> _Work to do_
Take each line containing "asynchronous" and report it exactly as written.

> _Information given_
>>>

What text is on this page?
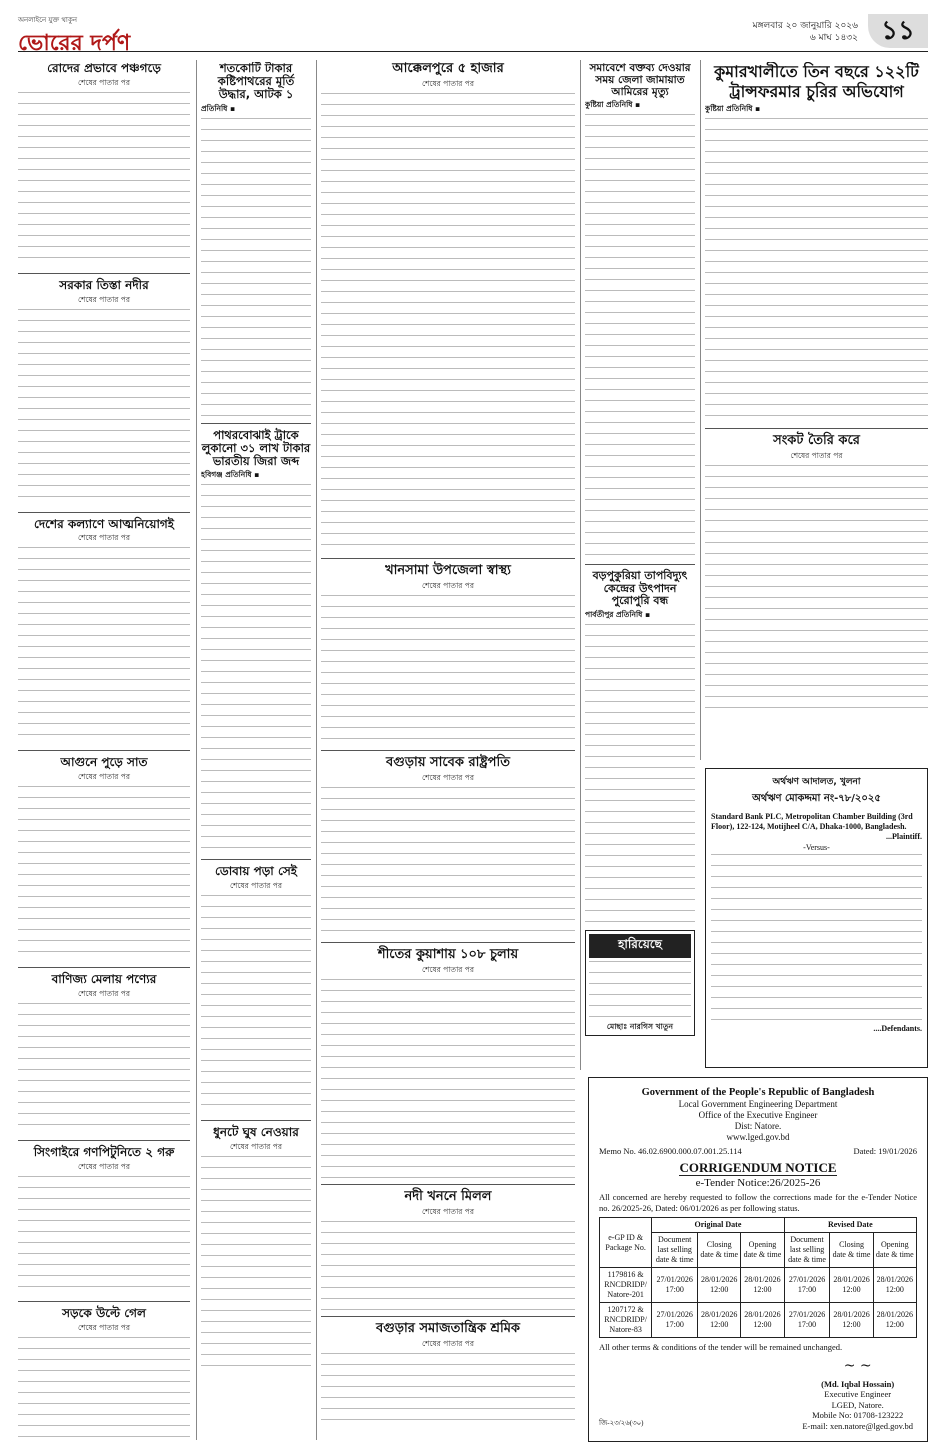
অনলাইনে যুক্ত থাকুন
ভোরের দর্পণ
মঙ্গলবার ২০ জানুয়ারি ২০২৬
৬ মাঘ ১৪৩২ ১১
রোদের প্রভাবে পঞ্চগড়ে
শেষের পাতার পর
সরকার তিস্তা নদীর
শেষের পাতার পর
দেশের কল্যাণে আত্মনিয়োগই
শেষের পাতার পর
আগুনে পুড়ে সাত
শেষের পাতার পর
বাণিজ্য মেলায় পণ্যের
শেষের পাতার পর
সিংগাইরে গণপিটুনিতে ২ গরু
শেষের পাতার পর
সড়কে উল্টে গেল
শেষের পাতার পর
শতকোটি টাকার কষ্টিপাথরের মূর্তি উদ্ধার, আটক ১
প্রতিনিধি ▪
পাথরবোঝাই ট্রাকে লুকানো ৩১ লাখ টাকার ভারতীয় জিরা জব্দ
হবিগঞ্জ প্রতিনিধি ▪
ডোবায় পড়া সেই
শেষের পাতার পর
ধুনটে ঘুষ নেওয়ার
শেষের পাতার পর
আক্কেলপুরে ৫ হাজার
শেষের পাতার পর
খানসামা উপজেলা স্বাস্থ্য
শেষের পাতার পর
বগুড়ায় সাবেক রাষ্ট্রপতি
শেষের পাতার পর
শীতের কুয়াশায় ১০৮ চুলায়
শেষের পাতার পর
নদী খননে মিলল
শেষের পাতার পর
বগুড়ার সমাজতান্ত্রিক শ্রমিক
শেষের পাতার পর
সমাবেশে বক্তব্য দেওয়ার সময় জেলা জামায়াত আমিরের মৃত্যু
কুষ্টিয়া প্রতিনিধি ▪
বড়পুকুরিয়া তাপবিদ্যুৎ কেন্দ্রের উৎপাদন পুরোপুরি বন্ধ
পার্বতীপুর প্রতিনিধি ▪
হারিয়েছে
মোছাঃ নারগিস খাতুন
কুমারখালীতে তিন বছরে ১২২টি ট্রান্সফরমার চুরির অভিযোগ
কুষ্টিয়া প্রতিনিধি ▪
সংকট তৈরি করে
শেষের পাতার পর
অর্থঋণ আদালত, খুলনা
অর্থঋণ মোকদ্দমা নং-৭৮/২০২৫
Standard Bank PLC, Metropolitan Chamber Building (3rd Floor), 122-124, Motijheel C/A, Dhaka-1000, Bangladesh.
...Plaintiff.
-Versus-
....Defendants.
Government of the People's Republic of Bangladesh
Local Government Engineering Department
Office of the Executive Engineer
Dist: Natore.
www.lged.gov.bd
Memo No. 46.02.6900.000.07.001.25.114	Dated: 19/01/2026
CORRIGENDUM NOTICE
e-Tender Notice:26/2025-26
All concerned are hereby requested to follow the corrections made for the e-Tender Notice no. 26/2025-26, Dated: 06/01/2026 as per following status.
e-GP ID & Package No.	Original Date			Revised Date		
	Document last selling date & time	Closing date & time	Opening date & time	Document last selling date & time	Closing date & time	Opening date & time
1179816 & RNCDRIDP/ Natore-201	27/01/2026 17:00	28/01/2026 12:00	28/01/2026 12:00	27/01/2026 17:00	28/01/2026 12:00	28/01/2026 12:00
1207172 & RNCDRIDP/ Natore-83	27/01/2026 17:00	28/01/2026 12:00	28/01/2026 12:00	27/01/2026 17:00	28/01/2026 12:00	28/01/2026 12:00
All other terms & conditions of the tender will be remained unchanged.
জি-২৩/২৬(৩০)
~ ~
(Md. Iqbal Hossain)
Executive Engineer
LGED, Natore.
Mobile No: 01708-123222
E-mail: xen.natore@lged.gov.bd
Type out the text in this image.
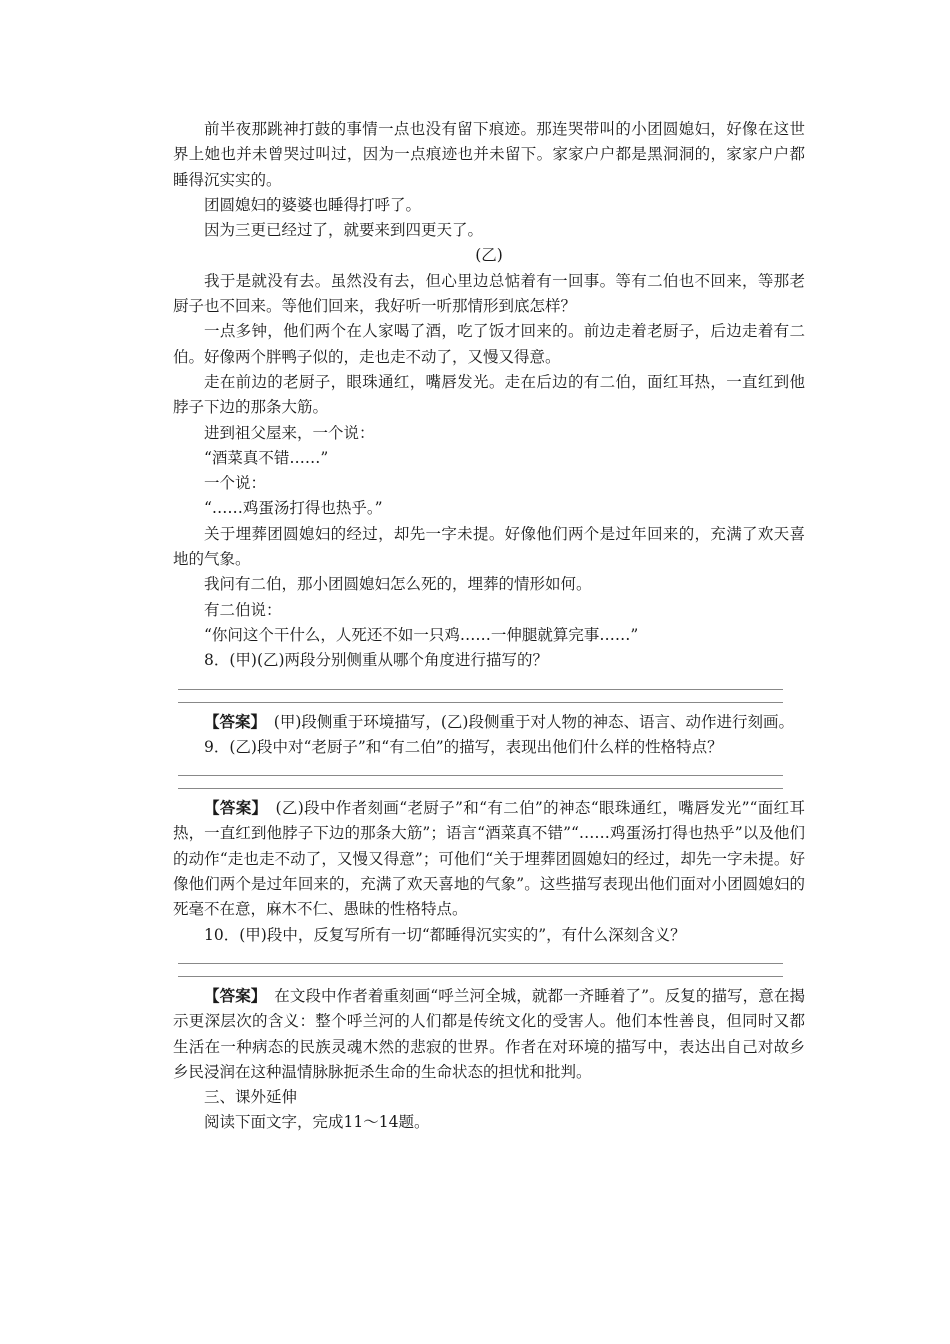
前半夜那跳神打鼓的事情一点也没有留下痕迹。那连哭带叫的小团圆媳妇，好像在这世界上她也并未曾哭过叫过，因为一点痕迹也并未留下。家家户户都是黑洞洞的，家家户户都睡得沉实实的。

团圆媳妇的婆婆也睡得打呼了。

因为三更已经过了，就要来到四更天了。

(乙)

我于是就没有去。虽然没有去，但心里边总惦着有一回事。等有二伯也不回来，等那老厨子也不回来。等他们回来，我好听一听那情形到底怎样？

一点多钟，他们两个在人家喝了酒，吃了饭才回来的。前边走着老厨子，后边走着有二伯。好像两个胖鸭子似的，走也走不动了，又慢又得意。

走在前边的老厨子，眼珠通红，嘴唇发光。走在后边的有二伯，面红耳热，一直红到他脖子下边的那条大筋。

进到祖父屋来，一个说：

“酒菜真不错……”

一个说：

“……鸡蛋汤打得也热乎。”

关于埋葬团圆媳妇的经过，却先一字未提。好像他们两个是过年回来的，充满了欢天喜地的气象。

我问有二伯，那小团圆媳妇怎么死的，埋葬的情形如何。

有二伯说：

“你问这个干什么，人死还不如一只鸡……一伸腿就算完事……”

8．(甲)(乙)两段分别侧重从哪个角度进行描写的？

【答案】　(甲)段侧重于环境描写，(乙)段侧重于对人物的神态、语言、动作进行刻画。

9．(乙)段中对“老厨子”和“有二伯”的描写，表现出他们什么样的性格特点？

【答案】　(乙)段中作者刻画“老厨子”和“有二伯”的神态“眼珠通红，嘴唇发光”“面红耳热，一直红到他脖子下边的那条大筋”；语言“酒菜真不错”“……鸡蛋汤打得也热乎”以及他们的动作“走也走不动了，又慢又得意”；可他们“关于埋葬团圆媳妇的经过，却先一字未提。好像他们两个是过年回来的，充满了欢天喜地的气象”。这些描写表现出他们面对小团圆媳妇的死毫不在意，麻木不仁、愚昧的性格特点。

10．(甲)段中，反复写所有一切“都睡得沉实实的”，有什么深刻含义？

【答案】　在文段中作者着重刻画“呼兰河全城，就都一齐睡着了”。反复的描写，意在揭示更深层次的含义：整个呼兰河的人们都是传统文化的受害人。他们本性善良，但同时又都生活在一种病态的民族灵魂木然的悲寂的世界。作者在对环境的描写中，表达出自己对故乡乡民浸润在这种温情脉脉扼杀生命的生命状态的担忧和批判。

三、课外延伸

阅读下面文字，完成11～14题。
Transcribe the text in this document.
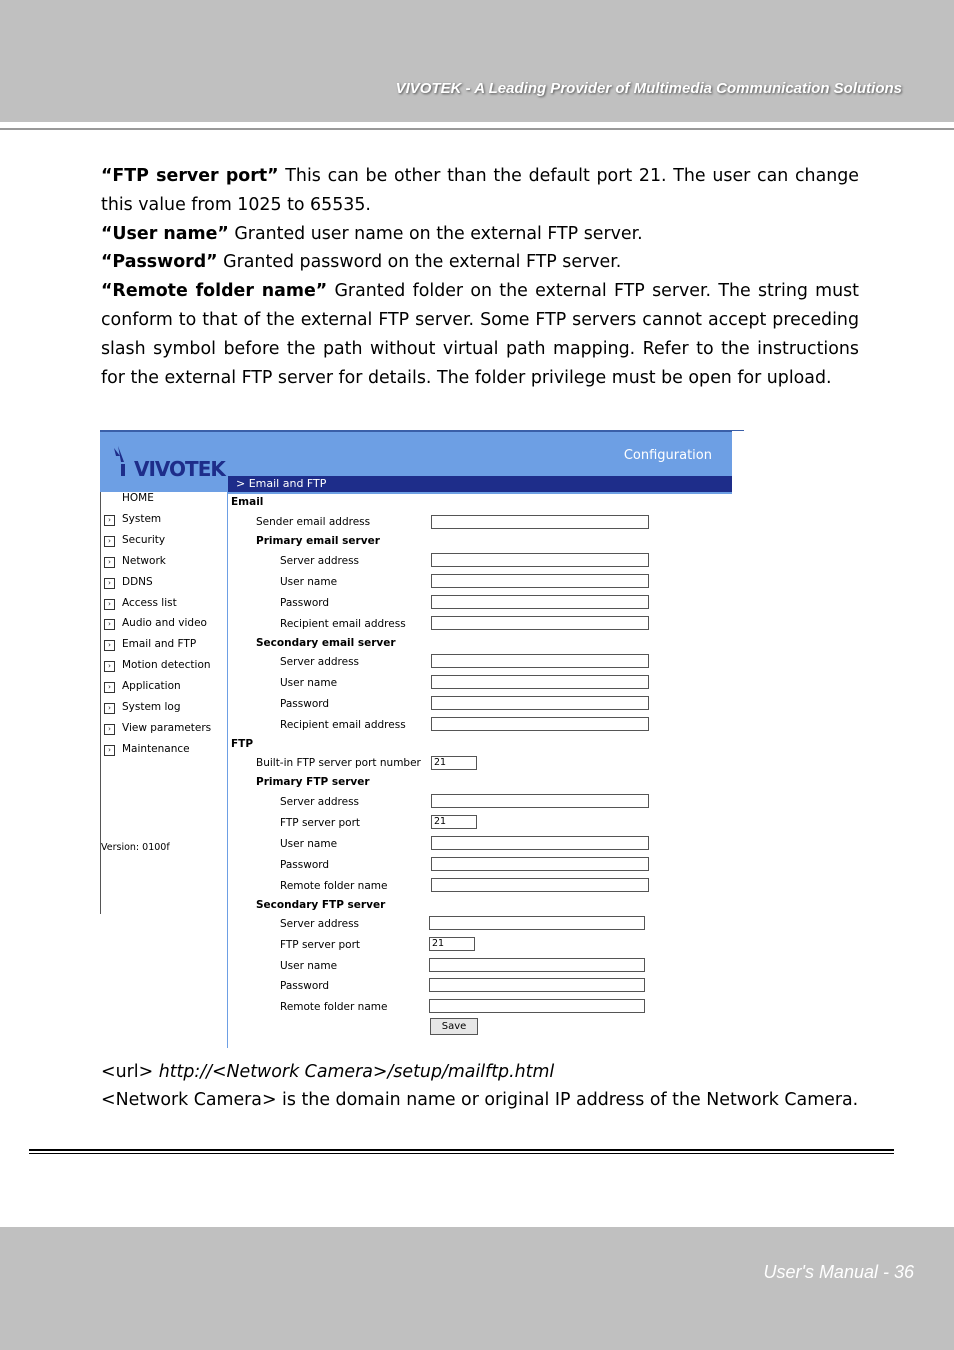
VIVOTEK - A Leading Provider of Multimedia Communication Solutions

“FTP server port” This can be other than the default port 21. The user can change this value from 1025 to 65535.

“User name” Granted user name on the external FTP server.

“Password” Granted password on the external FTP server.

“Remote folder name” Granted folder on the external FTP server. The string must conform to that of the external FTP server. Some FTP servers cannot accept preceding slash symbol before the path without virtual path mapping. Refer to the instructions for the external FTP server for details. The folder privilege must be open for upload.

VIVOTEK
Configuration
HOME
›	System
›	Security
›	Network
›	DDNS
›	Access list
›	Audio and video
›	Email and FTP
›	Motion detection
›	Application
›	System log
›	View parameters
›	Maintenance
Version: 0100f
> Email and FTP
Email
Sender email address
Primary email server
Server address
User name
Password
Recipient email address
Secondary email server
Server address
User name
Password
Recipient email address
FTP
Built-in FTP server port number	21
Primary FTP server
Server address
FTP server port	21
User name
Password
Remote folder name
Secondary FTP server
Server address
FTP server port	21
User name
Password
Remote folder name
Save
<url> http://<Network Camera>/setup/mailftp.html
<Network Camera> is the domain name or original IP address of the Network Camera.
User's Manual - 36
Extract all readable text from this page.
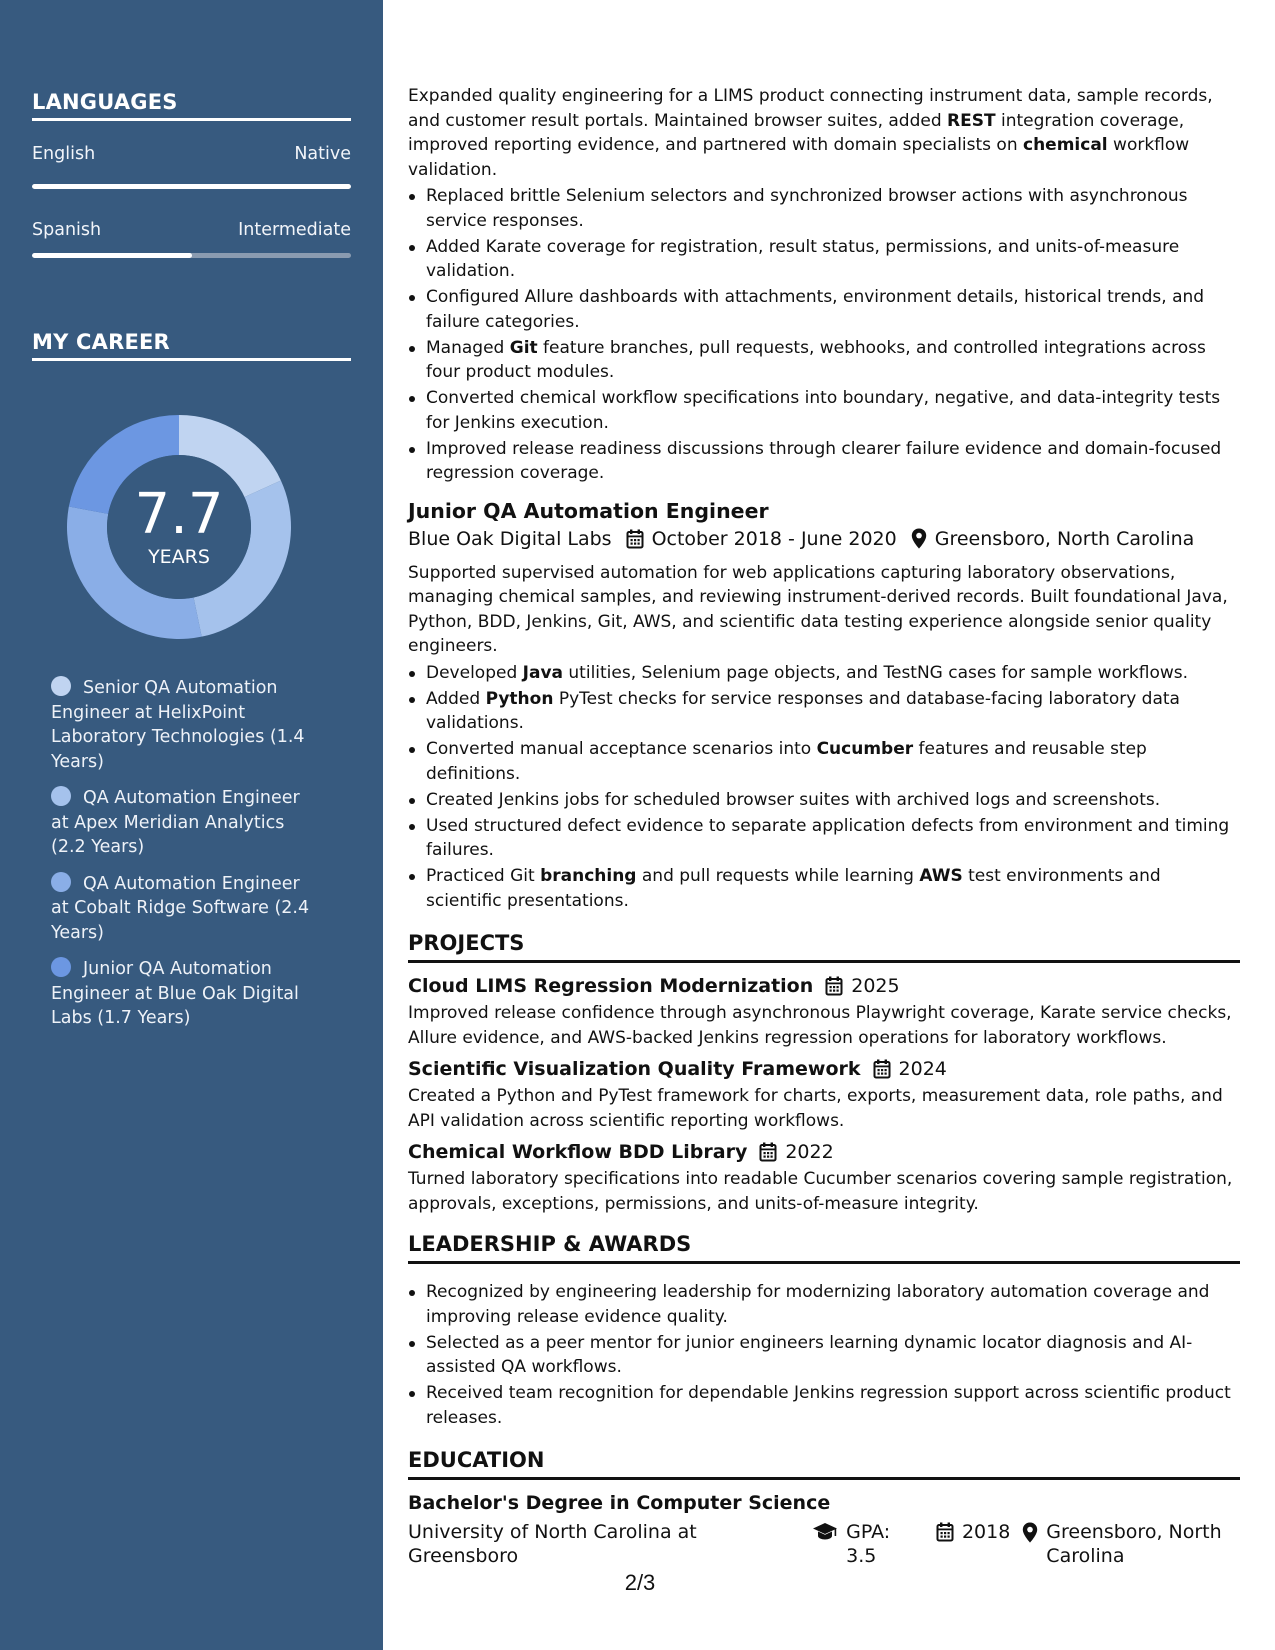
LANGUAGES
English	Native
Spanish	Intermediate
MY CAREER
7.7
YEARS
Senior QA Automation Engineer at HelixPoint Laboratory Technologies (1.4 Years)
QA Automation Engineer at Apex Meridian Analytics (2.2 Years)
QA Automation Engineer at Cobalt Ridge Software (2.4 Years)
Junior QA Automation Engineer at Blue Oak Digital Labs (1.7 Years)

Expanded quality engineering for a LIMS product connecting instrument data, sample records, and customer result portals. Maintained browser suites, added REST integration coverage, improved reporting evidence, and partnered with domain specialists on chemical workflow validation.

Replaced brittle Selenium selectors and synchronized browser actions with asynchronous service responses.
Added Karate coverage for registration, result status, permissions, and units-of-measure validation.
Configured Allure dashboards with attachments, environment details, historical trends, and failure categories.
Managed Git feature branches, pull requests, webhooks, and controlled integrations across four product modules.
Converted chemical workflow specifications into boundary, negative, and data-integrity tests for Jenkins execution.
Improved release readiness discussions through clearer failure evidence and domain-focused regression coverage.
Junior QA Automation Engineer
Blue Oak Digital Labs October 2018 - June 2020 Greensboro, North Carolina

Supported supervised automation for web applications capturing laboratory observations, managing chemical samples, and reviewing instrument-derived records. Built foundational Java, Python, BDD, Jenkins, Git, AWS, and scientific data testing experience alongside senior quality engineers.

Developed Java utilities, Selenium page objects, and TestNG cases for sample workflows.
Added Python PyTest checks for service responses and database-facing laboratory data validations.
Converted manual acceptance scenarios into Cucumber features and reusable step definitions.
Created Jenkins jobs for scheduled browser suites with archived logs and screenshots.
Used structured defect evidence to separate application defects from environment and timing failures.
Practiced Git branching and pull requests while learning AWS test environments and scientific presentations.
PROJECTS
Cloud LIMS Regression Modernization 2025

Improved release confidence through asynchronous Playwright coverage, Karate service checks, Allure evidence, and AWS-backed Jenkins regression operations for laboratory workflows.

Scientific Visualization Quality Framework 2024

Created a Python and PyTest framework for charts, exports, measurement data, role paths, and API validation across scientific reporting workflows.

Chemical Workflow BDD Library 2022

Turned laboratory specifications into readable Cucumber scenarios covering sample registration, approvals, exceptions, permissions, and units-of-measure integrity.

LEADERSHIP & AWARDS
Recognized by engineering leadership for modernizing laboratory automation coverage and improving release evidence quality.
Selected as a peer mentor for junior engineers learning dynamic locator diagnosis and AI-assisted QA workflows.
Received team recognition for dependable Jenkins regression support across scientific product releases.
EDUCATION
Bachelor's Degree in Computer Science
University of North Carolina at Greensboro
GPA: 3.5
2018 Greensboro, North Carolina
2/3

<<<

> _Solved problem_
Replaced brittle Selenium selectors and synchronized browser actions with asynchronous service responses.
Improved release confidence through asynchronous Playwright coverage, Karate service checks, Allure evidence, and AWS-backed Jenkins regression operations for laboratory workflows.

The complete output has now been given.